## PROMPT
Look through the data below and work out how many lines contain the string "this". Give the number alone.

## DATASET RECORDS

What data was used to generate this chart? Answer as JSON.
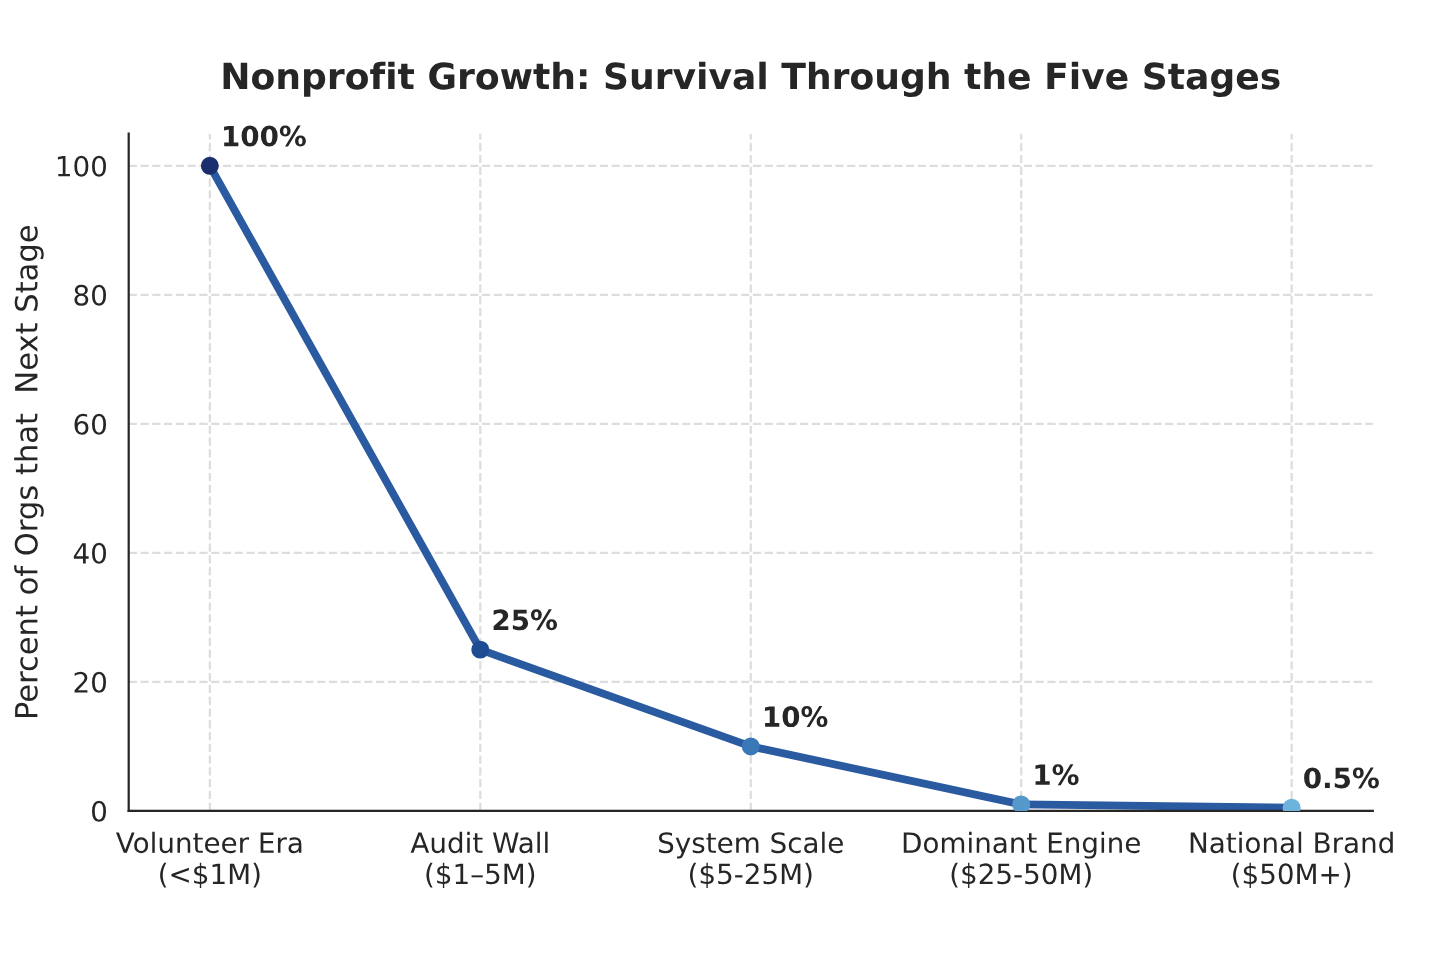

---

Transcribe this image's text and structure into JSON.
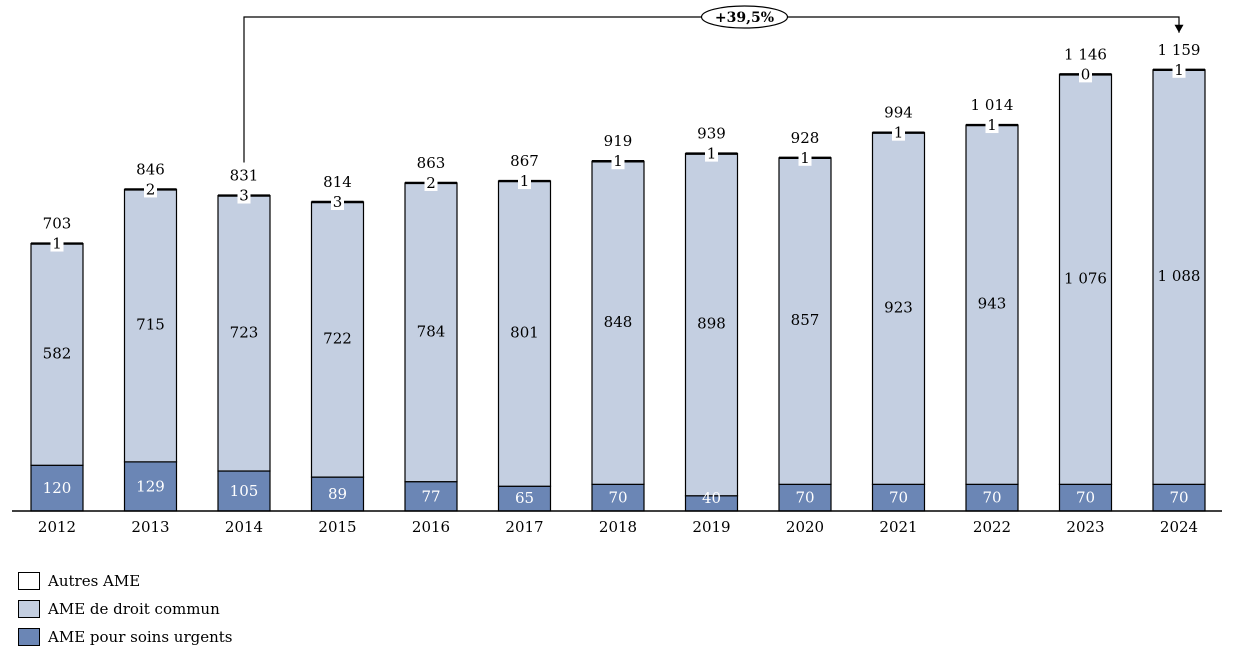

---

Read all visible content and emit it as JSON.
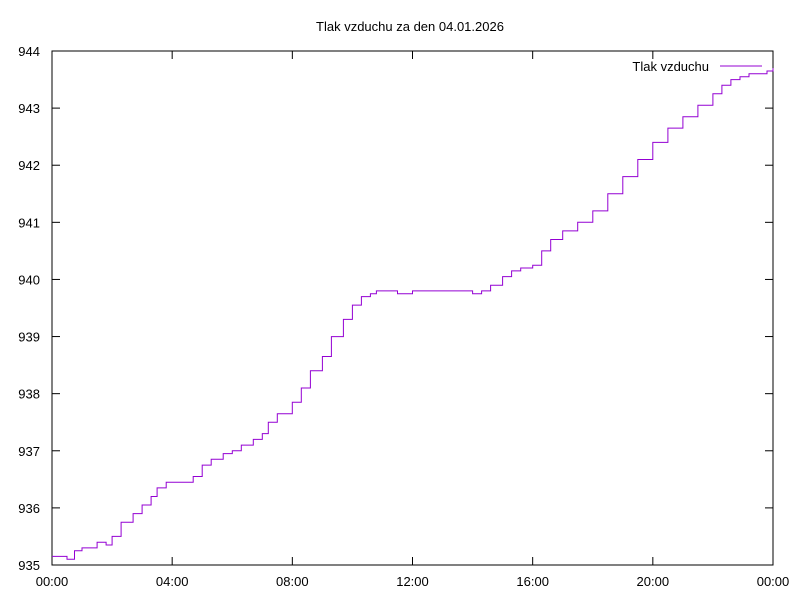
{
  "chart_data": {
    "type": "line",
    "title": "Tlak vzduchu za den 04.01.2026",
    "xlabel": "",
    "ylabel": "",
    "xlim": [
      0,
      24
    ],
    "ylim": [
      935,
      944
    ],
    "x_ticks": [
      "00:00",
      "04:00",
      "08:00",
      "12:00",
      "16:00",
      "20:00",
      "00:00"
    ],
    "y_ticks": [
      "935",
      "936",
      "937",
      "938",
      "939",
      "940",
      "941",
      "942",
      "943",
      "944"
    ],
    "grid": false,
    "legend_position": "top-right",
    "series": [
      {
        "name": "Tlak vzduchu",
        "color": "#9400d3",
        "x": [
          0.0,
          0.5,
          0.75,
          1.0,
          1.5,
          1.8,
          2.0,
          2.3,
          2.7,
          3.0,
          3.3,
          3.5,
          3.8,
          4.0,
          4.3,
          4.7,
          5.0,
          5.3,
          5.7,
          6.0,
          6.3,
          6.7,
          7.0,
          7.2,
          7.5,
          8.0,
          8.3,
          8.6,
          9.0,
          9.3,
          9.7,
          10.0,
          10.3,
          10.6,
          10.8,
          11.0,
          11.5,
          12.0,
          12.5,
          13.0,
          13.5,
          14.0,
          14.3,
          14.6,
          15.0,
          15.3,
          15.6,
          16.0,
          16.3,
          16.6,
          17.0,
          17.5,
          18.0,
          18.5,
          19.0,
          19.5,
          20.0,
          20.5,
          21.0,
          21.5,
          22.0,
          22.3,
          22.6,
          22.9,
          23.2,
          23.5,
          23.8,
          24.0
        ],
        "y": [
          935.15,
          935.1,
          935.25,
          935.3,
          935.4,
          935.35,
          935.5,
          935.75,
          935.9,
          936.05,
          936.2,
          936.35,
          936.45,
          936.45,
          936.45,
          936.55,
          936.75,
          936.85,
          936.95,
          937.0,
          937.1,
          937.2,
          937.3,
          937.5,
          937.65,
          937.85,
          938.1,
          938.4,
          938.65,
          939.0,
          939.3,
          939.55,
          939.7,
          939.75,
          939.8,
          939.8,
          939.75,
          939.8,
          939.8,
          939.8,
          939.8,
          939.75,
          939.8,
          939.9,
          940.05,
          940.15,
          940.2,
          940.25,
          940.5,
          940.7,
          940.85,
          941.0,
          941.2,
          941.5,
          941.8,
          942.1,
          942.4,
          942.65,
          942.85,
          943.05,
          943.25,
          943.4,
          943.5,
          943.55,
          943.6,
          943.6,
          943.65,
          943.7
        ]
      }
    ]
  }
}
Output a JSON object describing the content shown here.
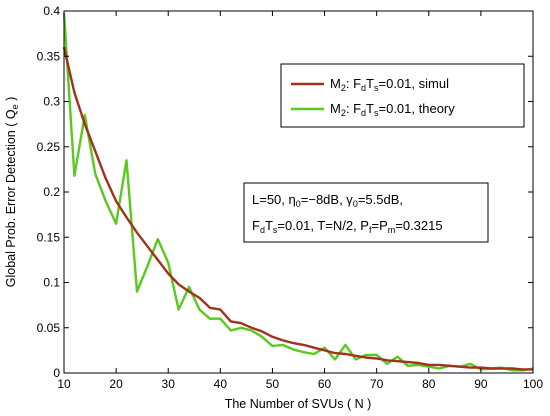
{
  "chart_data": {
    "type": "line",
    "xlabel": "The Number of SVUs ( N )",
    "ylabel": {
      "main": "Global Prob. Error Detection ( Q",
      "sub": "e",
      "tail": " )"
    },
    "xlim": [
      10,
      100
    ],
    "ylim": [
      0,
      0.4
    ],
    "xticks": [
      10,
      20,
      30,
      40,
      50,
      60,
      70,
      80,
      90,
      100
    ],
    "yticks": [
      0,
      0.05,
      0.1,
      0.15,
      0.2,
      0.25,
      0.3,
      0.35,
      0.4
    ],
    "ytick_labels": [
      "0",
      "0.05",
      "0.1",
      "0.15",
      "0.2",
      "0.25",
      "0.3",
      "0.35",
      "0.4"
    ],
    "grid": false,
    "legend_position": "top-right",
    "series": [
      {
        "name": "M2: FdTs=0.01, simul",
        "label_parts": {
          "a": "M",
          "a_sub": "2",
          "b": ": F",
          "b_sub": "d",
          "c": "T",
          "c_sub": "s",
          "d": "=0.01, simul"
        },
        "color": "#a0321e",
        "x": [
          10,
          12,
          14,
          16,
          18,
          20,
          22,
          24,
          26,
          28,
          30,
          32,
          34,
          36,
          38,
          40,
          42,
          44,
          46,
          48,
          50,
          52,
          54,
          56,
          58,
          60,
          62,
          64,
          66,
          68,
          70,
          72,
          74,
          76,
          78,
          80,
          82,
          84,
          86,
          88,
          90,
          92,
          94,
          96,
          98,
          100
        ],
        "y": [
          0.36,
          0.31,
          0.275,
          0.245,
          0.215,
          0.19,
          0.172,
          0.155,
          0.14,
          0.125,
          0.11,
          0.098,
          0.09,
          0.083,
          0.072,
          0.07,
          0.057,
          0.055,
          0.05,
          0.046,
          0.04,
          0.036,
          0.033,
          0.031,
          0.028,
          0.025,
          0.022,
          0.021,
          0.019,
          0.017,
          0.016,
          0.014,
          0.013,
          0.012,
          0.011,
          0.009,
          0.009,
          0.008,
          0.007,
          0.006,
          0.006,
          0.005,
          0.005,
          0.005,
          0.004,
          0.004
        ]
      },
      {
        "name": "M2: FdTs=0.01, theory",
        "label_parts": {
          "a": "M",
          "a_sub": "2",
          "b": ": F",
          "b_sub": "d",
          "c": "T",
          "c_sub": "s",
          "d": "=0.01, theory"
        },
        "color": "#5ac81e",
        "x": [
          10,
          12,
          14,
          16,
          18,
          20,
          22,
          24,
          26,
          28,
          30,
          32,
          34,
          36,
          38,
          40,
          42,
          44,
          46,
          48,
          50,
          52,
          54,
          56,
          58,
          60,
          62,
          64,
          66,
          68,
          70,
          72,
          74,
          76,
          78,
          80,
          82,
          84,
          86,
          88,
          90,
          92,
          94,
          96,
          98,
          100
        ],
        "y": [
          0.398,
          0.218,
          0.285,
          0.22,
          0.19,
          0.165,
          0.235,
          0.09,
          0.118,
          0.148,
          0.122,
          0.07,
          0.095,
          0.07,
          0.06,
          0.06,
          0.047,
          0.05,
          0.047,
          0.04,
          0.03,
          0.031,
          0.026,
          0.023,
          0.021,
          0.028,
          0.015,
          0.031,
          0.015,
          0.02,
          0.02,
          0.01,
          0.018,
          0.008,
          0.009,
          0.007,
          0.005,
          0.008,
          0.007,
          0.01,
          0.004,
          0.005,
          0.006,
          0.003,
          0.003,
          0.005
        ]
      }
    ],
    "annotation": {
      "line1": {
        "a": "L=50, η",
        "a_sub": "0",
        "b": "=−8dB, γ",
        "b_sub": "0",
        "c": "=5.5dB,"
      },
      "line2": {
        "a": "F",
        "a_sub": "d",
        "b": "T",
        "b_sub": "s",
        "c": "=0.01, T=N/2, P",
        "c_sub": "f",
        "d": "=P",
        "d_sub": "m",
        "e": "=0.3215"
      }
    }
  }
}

## COMPLETED EXERCISE
2